* _INSTRUCTIONS TO FOLLOW_
Transcribe everything in the data word for word. Pictures are left out.

* _SUPPLIED MATERIAL_
▼▼▼
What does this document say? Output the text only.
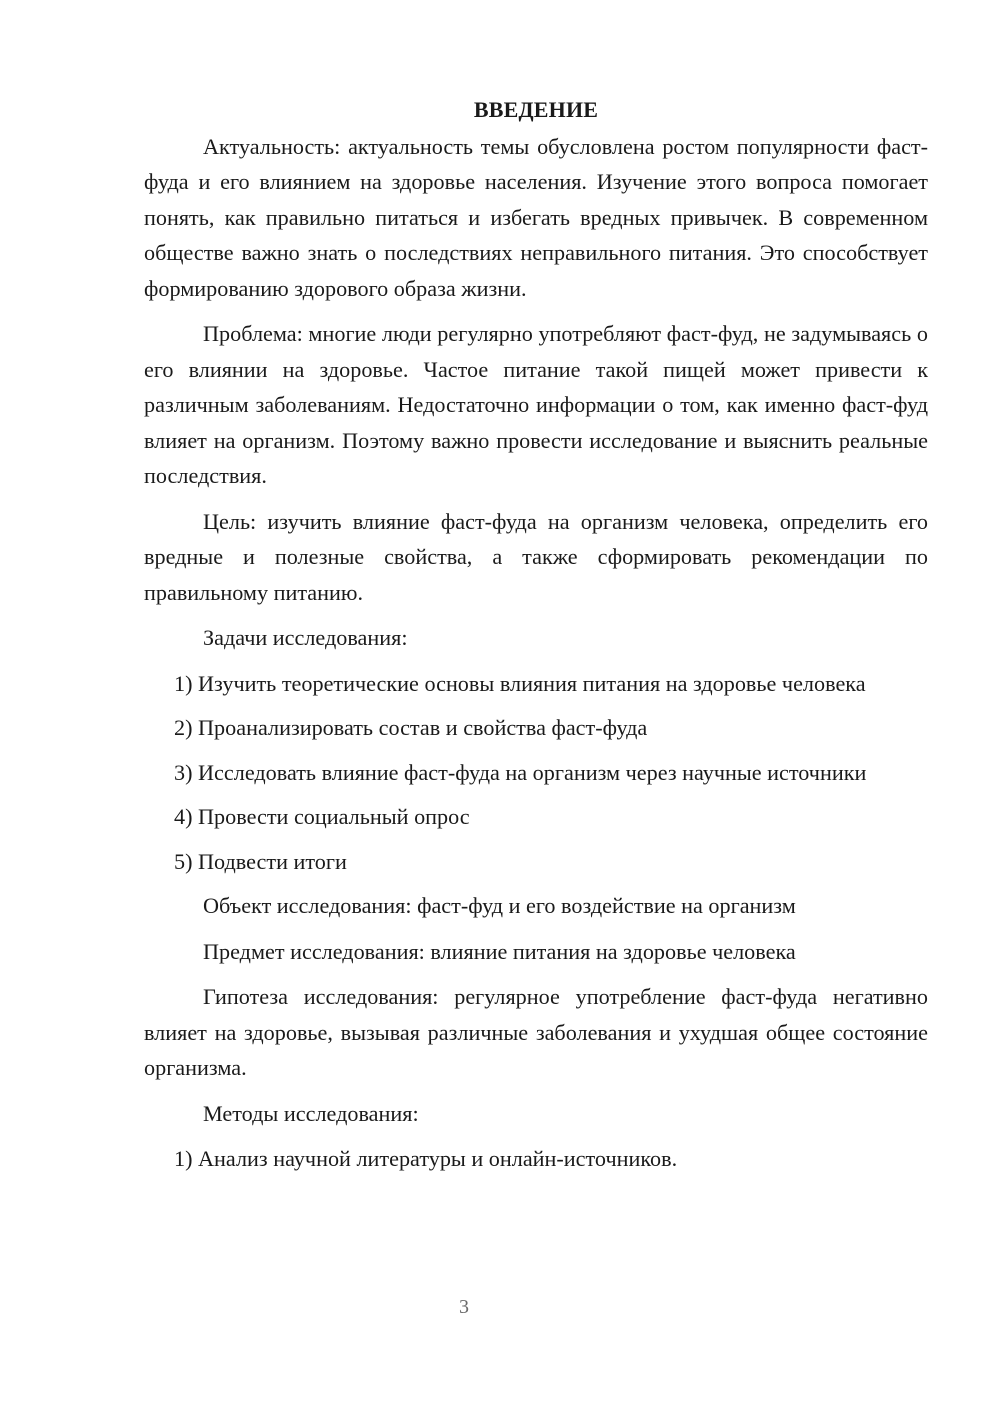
ВВЕДЕНИЕ

Актуальность: актуальность темы обусловлена ростом популярности фаст-фуда и его влиянием на здоровье населения. Изучение этого вопроса помогает понять, как правильно питаться и избегать вредных привычек. В современном обществе важно знать о последствиях неправильного питания. Это способствует формированию здорового образа жизни.

Проблема: многие люди регулярно употребляют фаст-фуд, не задумываясь о его влиянии на здоровье. Частое питание такой пищей может привести к различным заболеваниям. Недостаточно информации о том, как именно фаст-фуд влияет на организм. Поэтому важно провести исследование и выяснить реальные последствия.

Цель: изучить влияние фаст-фуда на организм человека, определить его вредные и полезные свойства, а также сформировать рекомендации по правильному питанию.

Задачи исследования:

1) Изучить теоретические основы влияния питания на здоровье человека

2) Проанализировать состав и свойства фаст-фуда

3) Исследовать влияние фаст-фуда на организм через научные источники

4) Провести социальный опрос

5) Подвести итоги

Объект исследования: фаст-фуд и его воздействие на организм

Предмет исследования: влияние питания на здоровье человека

Гипотеза исследования: регулярное употребление фаст-фуда негативно влияет на здоровье, вызывая различные заболевания и ухудшая общее состояние организма.

Методы исследования:

1) Анализ научной литературы и онлайн-источников.

3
▲▲▲
* _CORRECT OUTPUT_
What does this document say? Output the text only.
ВВЕДЕНИЕ

Актуальность: актуальность темы обусловлена ростом популярности фаст-фуда и его влиянием на здоровье населения. Изучение этого вопроса помогает понять, как правильно питаться и избегать вредных привычек. В современном обществе важно знать о последствиях неправильного питания. Это способствует формированию здорового образа жизни.

Проблема: многие люди регулярно употребляют фаст-фуд, не задумываясь о его влиянии на здоровье. Частое питание такой пищей может привести к различным заболеваниям. Недостаточно информации о том, как именно фаст-фуд влияет на организм. Поэтому важно провести исследование и выяснить реальные последствия.

Цель: изучить влияние фаст-фуда на организм человека, определить его вредные и полезные свойства, а также сформировать рекомендации по правильному питанию.

Задачи исследования:

1) Изучить теоретические основы влияния питания на здоровье человека

2) Проанализировать состав и свойства фаст-фуда

3) Исследовать влияние фаст-фуда на организм через научные источники

4) Провести социальный опрос

5) Подвести итоги

Объект исследования: фаст-фуд и его воздействие на организм

Предмет исследования: влияние питания на здоровье человека

Гипотеза исследования: регулярное употребление фаст-фуда негативно влияет на здоровье, вызывая различные заболевания и ухудшая общее состояние организма.

Методы исследования:

1) Анализ научной литературы и онлайн-источников.

3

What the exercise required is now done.